-------- Records for the exercise

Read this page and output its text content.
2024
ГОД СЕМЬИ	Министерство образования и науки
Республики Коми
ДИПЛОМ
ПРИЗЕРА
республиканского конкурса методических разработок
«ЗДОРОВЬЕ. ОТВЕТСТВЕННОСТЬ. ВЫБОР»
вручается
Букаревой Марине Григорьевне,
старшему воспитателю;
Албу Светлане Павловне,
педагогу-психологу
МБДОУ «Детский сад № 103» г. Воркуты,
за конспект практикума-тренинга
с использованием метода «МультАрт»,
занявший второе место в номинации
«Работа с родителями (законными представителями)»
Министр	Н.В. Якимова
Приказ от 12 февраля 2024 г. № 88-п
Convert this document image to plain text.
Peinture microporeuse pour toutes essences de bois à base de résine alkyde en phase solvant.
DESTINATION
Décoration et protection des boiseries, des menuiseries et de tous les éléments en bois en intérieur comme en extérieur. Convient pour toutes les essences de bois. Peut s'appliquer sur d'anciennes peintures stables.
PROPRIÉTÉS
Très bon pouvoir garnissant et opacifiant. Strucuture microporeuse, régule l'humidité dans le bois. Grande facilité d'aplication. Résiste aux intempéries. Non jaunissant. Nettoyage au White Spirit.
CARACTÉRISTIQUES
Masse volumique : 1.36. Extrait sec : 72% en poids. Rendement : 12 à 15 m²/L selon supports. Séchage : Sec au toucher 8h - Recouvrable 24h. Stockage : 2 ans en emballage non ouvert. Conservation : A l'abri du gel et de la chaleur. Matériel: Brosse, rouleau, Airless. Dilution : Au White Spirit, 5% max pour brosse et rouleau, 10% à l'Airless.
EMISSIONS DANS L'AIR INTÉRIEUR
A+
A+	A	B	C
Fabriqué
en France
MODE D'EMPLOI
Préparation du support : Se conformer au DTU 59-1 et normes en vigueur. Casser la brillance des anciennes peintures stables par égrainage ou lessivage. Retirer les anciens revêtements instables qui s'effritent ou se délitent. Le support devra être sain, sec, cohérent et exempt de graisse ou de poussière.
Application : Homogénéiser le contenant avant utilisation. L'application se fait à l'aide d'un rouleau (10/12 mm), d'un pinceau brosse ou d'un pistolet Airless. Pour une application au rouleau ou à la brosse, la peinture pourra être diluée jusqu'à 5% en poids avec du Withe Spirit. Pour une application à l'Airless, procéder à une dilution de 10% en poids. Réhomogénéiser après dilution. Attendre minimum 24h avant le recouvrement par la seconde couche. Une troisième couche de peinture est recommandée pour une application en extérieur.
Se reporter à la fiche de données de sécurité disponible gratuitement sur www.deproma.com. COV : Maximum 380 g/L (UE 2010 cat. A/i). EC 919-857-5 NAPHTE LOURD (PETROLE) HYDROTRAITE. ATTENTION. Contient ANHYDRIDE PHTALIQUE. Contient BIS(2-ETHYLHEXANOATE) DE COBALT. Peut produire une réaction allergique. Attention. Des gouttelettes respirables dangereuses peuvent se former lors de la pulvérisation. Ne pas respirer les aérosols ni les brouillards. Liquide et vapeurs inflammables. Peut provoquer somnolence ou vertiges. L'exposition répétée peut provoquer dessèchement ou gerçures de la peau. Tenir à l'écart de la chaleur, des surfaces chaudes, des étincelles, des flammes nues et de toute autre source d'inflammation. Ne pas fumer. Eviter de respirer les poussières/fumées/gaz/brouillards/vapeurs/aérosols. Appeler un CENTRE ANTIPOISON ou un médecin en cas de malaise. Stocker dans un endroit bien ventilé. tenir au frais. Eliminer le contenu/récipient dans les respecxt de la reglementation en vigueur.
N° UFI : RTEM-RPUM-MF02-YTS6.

----------------

- _Aim of the exercise_: Restate each of the entries above verbatim.

- _Answer in full_:
Read this page and output its text content.
2024
ГОД СЕМЬИ	Министерство образования и науки
Республики Коми
ДИПЛОМ
ПРИЗЕРА
республиканского конкурса методических разработок
«ЗДОРОВЬЕ. ОТВЕТСТВЕННОСТЬ. ВЫБОР»
вручается
Букаревой Марине Григорьевне,
старшему воспитателю;
Албу Светлане Павловне,
педагогу-психологу
МБДОУ «Детский сад № 103» г. Воркуты,
за конспект практикума-тренинга
с использованием метода «МультАрт»,
занявший второе место в номинации
«Работа с родителями (законными представителями)»
Министр	Н.В. Якимова
Приказ от 12 февраля 2024 г. № 88-п
Convert this document image to plain text.
Peinture microporeuse pour toutes essences de bois à base de résine alkyde en phase solvant.
DESTINATION
Décoration et protection des boiseries, des menuiseries et de tous les éléments en bois en intérieur comme en extérieur. Convient pour toutes les essences de bois. Peut s'appliquer sur d'anciennes peintures stables.
PROPRIÉTÉS
Très bon pouvoir garnissant et opacifiant. Strucuture microporeuse, régule l'humidité dans le bois. Grande facilité d'aplication. Résiste aux intempéries. Non jaunissant. Nettoyage au White Spirit.
CARACTÉRISTIQUES
Masse volumique : 1.36. Extrait sec : 72% en poids. Rendement : 12 à 15 m²/L selon supports. Séchage : Sec au toucher 8h - Recouvrable 24h. Stockage : 2 ans en emballage non ouvert. Conservation : A l'abri du gel et de la chaleur. Matériel: Brosse, rouleau, Airless. Dilution : Au White Spirit, 5% max pour brosse et rouleau, 10% à l'Airless.
EMISSIONS DANS L'AIR INTÉRIEUR
A+
A+	A	B	C
Fabriqué
en France
MODE D'EMPLOI
Préparation du support : Se conformer au DTU 59-1 et normes en vigueur. Casser la brillance des anciennes peintures stables par égrainage ou lessivage. Retirer les anciens revêtements instables qui s'effritent ou se délitent. Le support devra être sain, sec, cohérent et exempt de graisse ou de poussière.
Application : Homogénéiser le contenant avant utilisation. L'application se fait à l'aide d'un rouleau (10/12 mm), d'un pinceau brosse ou d'un pistolet Airless. Pour une application au rouleau ou à la brosse, la peinture pourra être diluée jusqu'à 5% en poids avec du Withe Spirit. Pour une application à l'Airless, procéder à une dilution de 10% en poids. Réhomogénéiser après dilution. Attendre minimum 24h avant le recouvrement par la seconde couche. Une troisième couche de peinture est recommandée pour une application en extérieur.
Se reporter à la fiche de données de sécurité disponible gratuitement sur www.deproma.com. COV : Maximum 380 g/L (UE 2010 cat. A/i). EC 919-857-5 NAPHTE LOURD (PETROLE) HYDROTRAITE. ATTENTION. Contient ANHYDRIDE PHTALIQUE. Contient BIS(2-ETHYLHEXANOATE) DE COBALT. Peut produire une réaction allergique. Attention. Des gouttelettes respirables dangereuses peuvent se former lors de la pulvérisation. Ne pas respirer les aérosols ni les brouillards. Liquide et vapeurs inflammables. Peut provoquer somnolence ou vertiges. L'exposition répétée peut provoquer dessèchement ou gerçures de la peau. Tenir à l'écart de la chaleur, des surfaces chaudes, des étincelles, des flammes nues et de toute autre source d'inflammation. Ne pas fumer. Eviter de respirer les poussières/fumées/gaz/brouillards/vapeurs/aérosols. Appeler un CENTRE ANTIPOISON ou un médecin en cas de malaise. Stocker dans un endroit bien ventilé. tenir au frais. Eliminer le contenu/récipient dans les respecxt de la reglementation en vigueur.
N° UFI : RTEM-RPUM-MF02-YTS6.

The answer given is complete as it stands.